● **Task**
Retype every entry in its entirety, without alteration.

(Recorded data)
══════

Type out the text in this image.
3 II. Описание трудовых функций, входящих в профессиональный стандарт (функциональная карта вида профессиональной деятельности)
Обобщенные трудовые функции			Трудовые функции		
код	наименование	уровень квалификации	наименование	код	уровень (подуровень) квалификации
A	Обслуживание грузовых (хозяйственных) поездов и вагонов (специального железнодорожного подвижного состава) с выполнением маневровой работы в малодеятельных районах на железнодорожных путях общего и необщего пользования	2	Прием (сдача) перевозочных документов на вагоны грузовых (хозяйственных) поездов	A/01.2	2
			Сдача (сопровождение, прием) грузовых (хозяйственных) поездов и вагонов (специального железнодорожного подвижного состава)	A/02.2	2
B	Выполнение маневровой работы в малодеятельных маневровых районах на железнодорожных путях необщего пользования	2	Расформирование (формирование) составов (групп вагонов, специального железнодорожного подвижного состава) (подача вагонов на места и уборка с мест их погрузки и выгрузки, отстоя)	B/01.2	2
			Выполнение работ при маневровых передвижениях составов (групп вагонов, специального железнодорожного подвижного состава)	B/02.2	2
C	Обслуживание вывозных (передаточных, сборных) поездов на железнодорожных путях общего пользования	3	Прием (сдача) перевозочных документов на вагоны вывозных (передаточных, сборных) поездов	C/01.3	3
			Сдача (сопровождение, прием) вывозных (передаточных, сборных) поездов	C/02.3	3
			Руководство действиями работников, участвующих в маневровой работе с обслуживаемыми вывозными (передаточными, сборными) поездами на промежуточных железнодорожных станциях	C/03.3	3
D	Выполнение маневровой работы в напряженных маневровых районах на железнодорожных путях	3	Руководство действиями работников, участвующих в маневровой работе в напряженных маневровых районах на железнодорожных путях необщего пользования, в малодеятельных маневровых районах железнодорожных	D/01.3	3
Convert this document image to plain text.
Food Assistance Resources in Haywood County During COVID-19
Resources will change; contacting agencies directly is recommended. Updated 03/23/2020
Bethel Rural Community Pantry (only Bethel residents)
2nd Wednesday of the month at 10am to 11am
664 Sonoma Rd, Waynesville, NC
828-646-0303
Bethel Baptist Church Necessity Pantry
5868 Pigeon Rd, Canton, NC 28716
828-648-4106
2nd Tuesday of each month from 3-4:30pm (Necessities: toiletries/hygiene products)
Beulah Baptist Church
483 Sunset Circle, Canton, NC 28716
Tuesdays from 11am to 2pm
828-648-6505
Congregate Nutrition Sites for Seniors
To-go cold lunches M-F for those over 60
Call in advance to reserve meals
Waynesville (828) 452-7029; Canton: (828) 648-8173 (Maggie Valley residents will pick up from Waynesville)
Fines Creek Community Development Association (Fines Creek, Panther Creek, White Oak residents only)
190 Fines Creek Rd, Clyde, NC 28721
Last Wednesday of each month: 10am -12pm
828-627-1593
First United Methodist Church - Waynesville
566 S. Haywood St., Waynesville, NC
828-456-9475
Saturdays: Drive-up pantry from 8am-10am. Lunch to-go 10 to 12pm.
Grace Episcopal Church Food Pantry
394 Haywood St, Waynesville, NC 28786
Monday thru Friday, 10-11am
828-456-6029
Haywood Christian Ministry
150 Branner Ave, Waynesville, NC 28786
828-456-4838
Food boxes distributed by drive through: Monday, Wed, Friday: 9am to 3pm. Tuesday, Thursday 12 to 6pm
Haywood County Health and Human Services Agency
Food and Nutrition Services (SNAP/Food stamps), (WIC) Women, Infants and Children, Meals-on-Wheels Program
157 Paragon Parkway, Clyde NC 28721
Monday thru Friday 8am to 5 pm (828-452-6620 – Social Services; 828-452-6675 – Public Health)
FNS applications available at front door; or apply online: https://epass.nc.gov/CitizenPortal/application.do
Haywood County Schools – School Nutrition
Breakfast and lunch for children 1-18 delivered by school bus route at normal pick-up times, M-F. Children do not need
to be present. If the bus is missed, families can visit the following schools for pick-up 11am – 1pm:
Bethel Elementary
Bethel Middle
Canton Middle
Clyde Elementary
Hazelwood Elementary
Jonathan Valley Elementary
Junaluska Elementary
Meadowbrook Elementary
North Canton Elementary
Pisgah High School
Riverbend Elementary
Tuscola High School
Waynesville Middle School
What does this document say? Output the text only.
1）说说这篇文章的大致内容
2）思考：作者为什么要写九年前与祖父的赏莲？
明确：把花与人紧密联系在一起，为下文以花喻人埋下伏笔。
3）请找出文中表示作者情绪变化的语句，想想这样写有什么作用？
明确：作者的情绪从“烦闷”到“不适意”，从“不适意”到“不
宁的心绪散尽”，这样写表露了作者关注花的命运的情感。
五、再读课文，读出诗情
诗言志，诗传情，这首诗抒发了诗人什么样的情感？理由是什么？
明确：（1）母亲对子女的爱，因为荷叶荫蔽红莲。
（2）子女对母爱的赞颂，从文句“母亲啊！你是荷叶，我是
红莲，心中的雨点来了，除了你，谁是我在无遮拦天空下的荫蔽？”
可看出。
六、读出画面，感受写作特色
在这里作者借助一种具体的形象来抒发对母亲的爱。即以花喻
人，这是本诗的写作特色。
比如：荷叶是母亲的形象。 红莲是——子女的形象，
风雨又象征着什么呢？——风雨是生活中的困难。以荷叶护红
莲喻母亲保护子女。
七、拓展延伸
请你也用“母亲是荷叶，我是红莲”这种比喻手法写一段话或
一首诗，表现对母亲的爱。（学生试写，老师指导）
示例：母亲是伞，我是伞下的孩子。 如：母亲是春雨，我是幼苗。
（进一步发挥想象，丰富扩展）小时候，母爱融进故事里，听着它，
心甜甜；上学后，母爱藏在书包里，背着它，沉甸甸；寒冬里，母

══════

● **Result below**
Type out the text in this image.
3 II. Описание трудовых функций, входящих в профессиональный стандарт (функциональная карта вида профессиональной деятельности)
Обобщенные трудовые функции			Трудовые функции		
код	наименование	уровень квалификации	наименование	код	уровень (подуровень) квалификации
A	Обслуживание грузовых (хозяйственных) поездов и вагонов (специального железнодорожного подвижного состава) с выполнением маневровой работы в малодеятельных районах на железнодорожных путях общего и необщего пользования	2	Прием (сдача) перевозочных документов на вагоны грузовых (хозяйственных) поездов	A/01.2	2
			Сдача (сопровождение, прием) грузовых (хозяйственных) поездов и вагонов (специального железнодорожного подвижного состава)	A/02.2	2
B	Выполнение маневровой работы в малодеятельных маневровых районах на железнодорожных путях необщего пользования	2	Расформирование (формирование) составов (групп вагонов, специального железнодорожного подвижного состава) (подача вагонов на места и уборка с мест их погрузки и выгрузки, отстоя)	B/01.2	2
			Выполнение работ при маневровых передвижениях составов (групп вагонов, специального железнодорожного подвижного состава)	B/02.2	2
C	Обслуживание вывозных (передаточных, сборных) поездов на железнодорожных путях общего пользования	3	Прием (сдача) перевозочных документов на вагоны вывозных (передаточных, сборных) поездов	C/01.3	3
			Сдача (сопровождение, прием) вывозных (передаточных, сборных) поездов	C/02.3	3
			Руководство действиями работников, участвующих в маневровой работе с обслуживаемыми вывозными (передаточными, сборными) поездами на промежуточных железнодорожных станциях	C/03.3	3
D	Выполнение маневровой работы в напряженных маневровых районах на железнодорожных путях	3	Руководство действиями работников, участвующих в маневровой работе в напряженных маневровых районах на железнодорожных путях необщего пользования, в малодеятельных маневровых районах железнодорожных	D/01.3	3
Convert this document image to plain text.
Food Assistance Resources in Haywood County During COVID-19
Resources will change; contacting agencies directly is recommended. Updated 03/23/2020
Bethel Rural Community Pantry (only Bethel residents)
2nd Wednesday of the month at 10am to 11am
664 Sonoma Rd, Waynesville, NC
828-646-0303
Bethel Baptist Church Necessity Pantry
5868 Pigeon Rd, Canton, NC 28716
828-648-4106
2nd Tuesday of each month from 3-4:30pm (Necessities: toiletries/hygiene products)
Beulah Baptist Church
483 Sunset Circle, Canton, NC 28716
Tuesdays from 11am to 2pm
828-648-6505
Congregate Nutrition Sites for Seniors
To-go cold lunches M-F for those over 60
Call in advance to reserve meals
Waynesville (828) 452-7029; Canton: (828) 648-8173 (Maggie Valley residents will pick up from Waynesville)
Fines Creek Community Development Association (Fines Creek, Panther Creek, White Oak residents only)
190 Fines Creek Rd, Clyde, NC 28721
Last Wednesday of each month: 10am -12pm
828-627-1593
First United Methodist Church - Waynesville
566 S. Haywood St., Waynesville, NC
828-456-9475
Saturdays: Drive-up pantry from 8am-10am. Lunch to-go 10 to 12pm.
Grace Episcopal Church Food Pantry
394 Haywood St, Waynesville, NC 28786
Monday thru Friday, 10-11am
828-456-6029
Haywood Christian Ministry
150 Branner Ave, Waynesville, NC 28786
828-456-4838
Food boxes distributed by drive through: Monday, Wed, Friday: 9am to 3pm. Tuesday, Thursday 12 to 6pm
Haywood County Health and Human Services Agency
Food and Nutrition Services (SNAP/Food stamps), (WIC) Women, Infants and Children, Meals-on-Wheels Program
157 Paragon Parkway, Clyde NC 28721
Monday thru Friday 8am to 5 pm (828-452-6620 – Social Services; 828-452-6675 – Public Health)
FNS applications available at front door; or apply online: https://epass.nc.gov/CitizenPortal/application.do
Haywood County Schools – School Nutrition
Breakfast and lunch for children 1-18 delivered by school bus route at normal pick-up times, M-F. Children do not need
to be present. If the bus is missed, families can visit the following schools for pick-up 11am – 1pm:
Bethel Elementary
Bethel Middle
Canton Middle
Clyde Elementary
Hazelwood Elementary
Jonathan Valley Elementary
Junaluska Elementary
Meadowbrook Elementary
North Canton Elementary
Pisgah High School
Riverbend Elementary
Tuscola High School
Waynesville Middle School
What does this document say? Output the text only.
1）说说这篇文章的大致内容
2）思考：作者为什么要写九年前与祖父的赏莲？
明确：把花与人紧密联系在一起，为下文以花喻人埋下伏笔。
3）请找出文中表示作者情绪变化的语句，想想这样写有什么作用？
明确：作者的情绪从“烦闷”到“不适意”，从“不适意”到“不
宁的心绪散尽”，这样写表露了作者关注花的命运的情感。
五、再读课文，读出诗情
诗言志，诗传情，这首诗抒发了诗人什么样的情感？理由是什么？
明确：（1）母亲对子女的爱，因为荷叶荫蔽红莲。
（2）子女对母爱的赞颂，从文句“母亲啊！你是荷叶，我是
红莲，心中的雨点来了，除了你，谁是我在无遮拦天空下的荫蔽？”
可看出。
六、读出画面，感受写作特色
在这里作者借助一种具体的形象来抒发对母亲的爱。即以花喻
人，这是本诗的写作特色。
比如：荷叶是母亲的形象。 红莲是——子女的形象，
风雨又象征着什么呢？——风雨是生活中的困难。以荷叶护红
莲喻母亲保护子女。
七、拓展延伸
请你也用“母亲是荷叶，我是红莲”这种比喻手法写一段话或
一首诗，表现对母亲的爱。（学生试写，老师指导）
示例：母亲是伞，我是伞下的孩子。 如：母亲是春雨，我是幼苗。
（进一步发挥想象，丰富扩展）小时候，母爱融进故事里，听着它，
心甜甜；上学后，母爱藏在书包里，背着它，沉甸甸；寒冬里，母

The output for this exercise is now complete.